=== Input data ===
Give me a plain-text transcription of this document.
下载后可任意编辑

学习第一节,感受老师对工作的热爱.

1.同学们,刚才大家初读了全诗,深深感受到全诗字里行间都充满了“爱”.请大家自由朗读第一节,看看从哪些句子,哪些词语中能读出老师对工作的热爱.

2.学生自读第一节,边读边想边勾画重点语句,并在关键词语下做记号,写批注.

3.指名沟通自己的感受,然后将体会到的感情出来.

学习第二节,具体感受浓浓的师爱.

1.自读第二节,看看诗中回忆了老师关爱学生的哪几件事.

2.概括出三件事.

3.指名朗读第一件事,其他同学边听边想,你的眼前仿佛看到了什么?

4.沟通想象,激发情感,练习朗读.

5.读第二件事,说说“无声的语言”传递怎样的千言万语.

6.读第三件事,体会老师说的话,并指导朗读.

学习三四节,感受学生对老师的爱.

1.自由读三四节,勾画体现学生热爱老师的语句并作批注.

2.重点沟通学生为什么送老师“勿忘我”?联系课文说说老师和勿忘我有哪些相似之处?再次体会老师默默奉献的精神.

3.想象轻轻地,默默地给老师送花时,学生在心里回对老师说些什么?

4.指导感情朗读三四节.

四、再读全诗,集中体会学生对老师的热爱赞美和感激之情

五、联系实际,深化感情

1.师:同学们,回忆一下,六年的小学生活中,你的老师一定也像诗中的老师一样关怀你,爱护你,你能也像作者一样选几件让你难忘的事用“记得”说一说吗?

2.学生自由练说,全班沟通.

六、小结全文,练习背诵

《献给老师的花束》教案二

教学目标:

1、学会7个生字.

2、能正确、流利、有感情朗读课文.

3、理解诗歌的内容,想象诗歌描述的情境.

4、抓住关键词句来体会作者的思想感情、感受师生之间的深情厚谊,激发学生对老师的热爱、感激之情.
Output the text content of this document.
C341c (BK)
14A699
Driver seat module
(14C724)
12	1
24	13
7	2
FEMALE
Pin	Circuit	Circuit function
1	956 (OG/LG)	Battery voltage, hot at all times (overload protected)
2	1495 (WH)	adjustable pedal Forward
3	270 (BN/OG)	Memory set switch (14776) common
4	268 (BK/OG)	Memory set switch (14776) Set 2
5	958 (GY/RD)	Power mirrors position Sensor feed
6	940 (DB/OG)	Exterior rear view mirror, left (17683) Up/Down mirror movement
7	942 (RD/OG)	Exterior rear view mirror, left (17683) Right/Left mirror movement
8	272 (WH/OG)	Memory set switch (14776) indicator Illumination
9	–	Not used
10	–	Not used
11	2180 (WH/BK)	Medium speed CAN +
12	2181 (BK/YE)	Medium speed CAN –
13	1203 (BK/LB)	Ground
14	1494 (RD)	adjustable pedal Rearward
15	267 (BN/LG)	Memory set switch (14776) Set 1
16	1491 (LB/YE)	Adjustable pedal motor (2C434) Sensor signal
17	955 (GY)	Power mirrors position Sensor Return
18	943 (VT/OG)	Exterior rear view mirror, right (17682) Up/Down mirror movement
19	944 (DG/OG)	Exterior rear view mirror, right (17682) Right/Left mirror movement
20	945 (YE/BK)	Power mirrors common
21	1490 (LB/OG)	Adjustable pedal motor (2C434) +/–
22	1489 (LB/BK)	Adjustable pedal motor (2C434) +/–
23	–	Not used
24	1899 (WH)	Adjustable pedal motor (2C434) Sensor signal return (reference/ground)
===
=== Input data ===
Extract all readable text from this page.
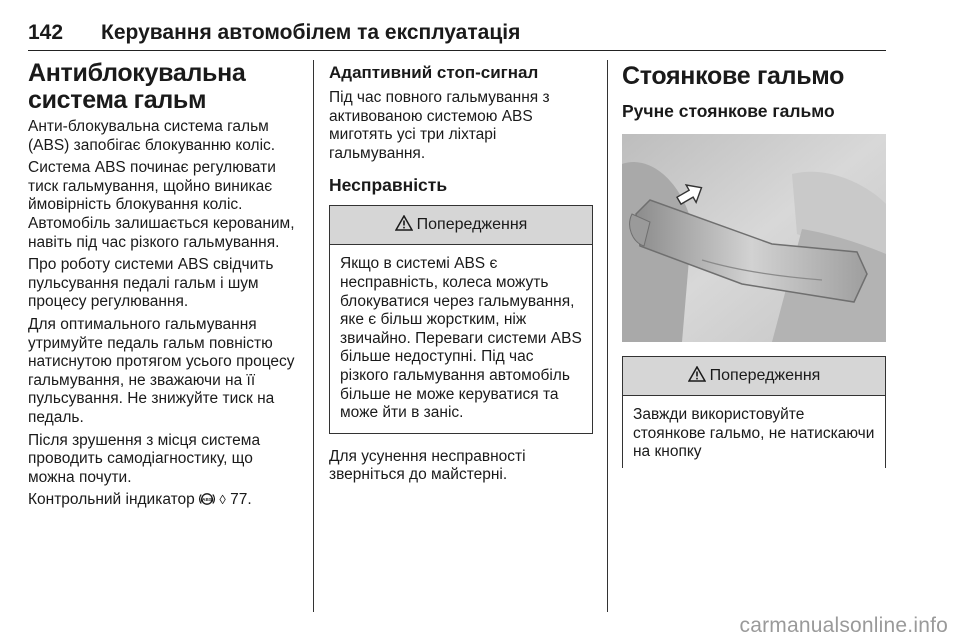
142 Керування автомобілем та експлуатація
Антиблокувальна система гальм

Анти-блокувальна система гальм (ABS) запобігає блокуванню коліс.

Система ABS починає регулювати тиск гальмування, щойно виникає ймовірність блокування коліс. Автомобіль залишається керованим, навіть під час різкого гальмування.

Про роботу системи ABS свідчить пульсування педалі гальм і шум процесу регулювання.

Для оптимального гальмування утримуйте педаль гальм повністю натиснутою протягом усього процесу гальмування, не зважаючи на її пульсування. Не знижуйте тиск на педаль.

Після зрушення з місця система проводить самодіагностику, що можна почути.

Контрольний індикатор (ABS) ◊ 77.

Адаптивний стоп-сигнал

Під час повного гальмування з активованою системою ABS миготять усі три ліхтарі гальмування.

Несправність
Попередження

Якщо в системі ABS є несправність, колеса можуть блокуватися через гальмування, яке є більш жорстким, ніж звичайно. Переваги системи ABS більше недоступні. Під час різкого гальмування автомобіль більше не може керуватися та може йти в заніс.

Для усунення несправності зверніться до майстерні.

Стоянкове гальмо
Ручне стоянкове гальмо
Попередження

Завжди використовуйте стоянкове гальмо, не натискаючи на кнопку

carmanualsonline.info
===
Which lines hold the string "гальмо"? List them all.

Стоянкове гальмо
Ручне стоянкове гальмо
Завжди використовуйте стоянкове гальмо, не натискаючи на кнопку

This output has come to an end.